Extract all data as written.

§ **A block of data**:
= = =

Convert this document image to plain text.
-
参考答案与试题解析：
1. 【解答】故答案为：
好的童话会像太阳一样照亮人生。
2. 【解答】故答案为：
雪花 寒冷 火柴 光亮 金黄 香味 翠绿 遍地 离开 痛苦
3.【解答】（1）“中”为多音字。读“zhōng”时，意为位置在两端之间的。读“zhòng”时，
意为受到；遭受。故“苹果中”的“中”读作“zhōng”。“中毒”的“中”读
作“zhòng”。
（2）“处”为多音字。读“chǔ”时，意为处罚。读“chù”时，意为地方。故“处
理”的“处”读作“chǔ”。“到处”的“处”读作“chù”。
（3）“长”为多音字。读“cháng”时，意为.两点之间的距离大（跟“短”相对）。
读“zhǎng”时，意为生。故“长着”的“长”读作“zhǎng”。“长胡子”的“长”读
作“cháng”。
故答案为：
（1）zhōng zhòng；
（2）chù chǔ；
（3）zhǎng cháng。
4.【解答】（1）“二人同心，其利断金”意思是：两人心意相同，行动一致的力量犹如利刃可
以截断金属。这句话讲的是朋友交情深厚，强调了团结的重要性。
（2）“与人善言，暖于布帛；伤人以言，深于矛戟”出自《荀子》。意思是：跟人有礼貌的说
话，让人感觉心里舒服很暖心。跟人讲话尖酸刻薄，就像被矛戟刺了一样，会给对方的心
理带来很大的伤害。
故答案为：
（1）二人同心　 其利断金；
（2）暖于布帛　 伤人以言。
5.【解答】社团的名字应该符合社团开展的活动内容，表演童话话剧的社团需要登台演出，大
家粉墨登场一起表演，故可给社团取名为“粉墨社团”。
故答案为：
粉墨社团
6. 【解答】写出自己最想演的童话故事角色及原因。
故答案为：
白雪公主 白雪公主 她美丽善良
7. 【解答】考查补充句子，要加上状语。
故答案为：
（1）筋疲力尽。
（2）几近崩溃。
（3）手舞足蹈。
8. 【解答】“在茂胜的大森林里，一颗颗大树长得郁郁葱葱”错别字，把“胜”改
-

= = =

§ **Result below**:
Convert this document image to plain text.
-
参考答案与试题解析：
1. 【解答】故答案为：
好的童话会像太阳一样照亮人生。
2. 【解答】故答案为：
雪花 寒冷 火柴 光亮 金黄 香味 翠绿 遍地 离开 痛苦
3.【解答】（1）“中”为多音字。读“zhōng”时，意为位置在两端之间的。读“zhòng”时，
意为受到；遭受。故“苹果中”的“中”读作“zhōng”。“中毒”的“中”读
作“zhòng”。
（2）“处”为多音字。读“chǔ”时，意为处罚。读“chù”时，意为地方。故“处
理”的“处”读作“chǔ”。“到处”的“处”读作“chù”。
（3）“长”为多音字。读“cháng”时，意为.两点之间的距离大（跟“短”相对）。
读“zhǎng”时，意为生。故“长着”的“长”读作“zhǎng”。“长胡子”的“长”读
作“cháng”。
故答案为：
（1）zhōng zhòng；
（2）chù chǔ；
（3）zhǎng cháng。
4.【解答】（1）“二人同心，其利断金”意思是：两人心意相同，行动一致的力量犹如利刃可
以截断金属。这句话讲的是朋友交情深厚，强调了团结的重要性。
（2）“与人善言，暖于布帛；伤人以言，深于矛戟”出自《荀子》。意思是：跟人有礼貌的说
话，让人感觉心里舒服很暖心。跟人讲话尖酸刻薄，就像被矛戟刺了一样，会给对方的心
理带来很大的伤害。
故答案为：
（1）二人同心　 其利断金；
（2）暖于布帛　 伤人以言。
5.【解答】社团的名字应该符合社团开展的活动内容，表演童话话剧的社团需要登台演出，大
家粉墨登场一起表演，故可给社团取名为“粉墨社团”。
故答案为：
粉墨社团
6. 【解答】写出自己最想演的童话故事角色及原因。
故答案为：
白雪公主 白雪公主 她美丽善良
7. 【解答】考查补充句子，要加上状语。
故答案为：
（1）筋疲力尽。
（2）几近崩溃。
（3）手舞足蹈。
8. 【解答】“在茂胜的大森林里，一颗颗大树长得郁郁葱葱”错别字，把“胜”改
-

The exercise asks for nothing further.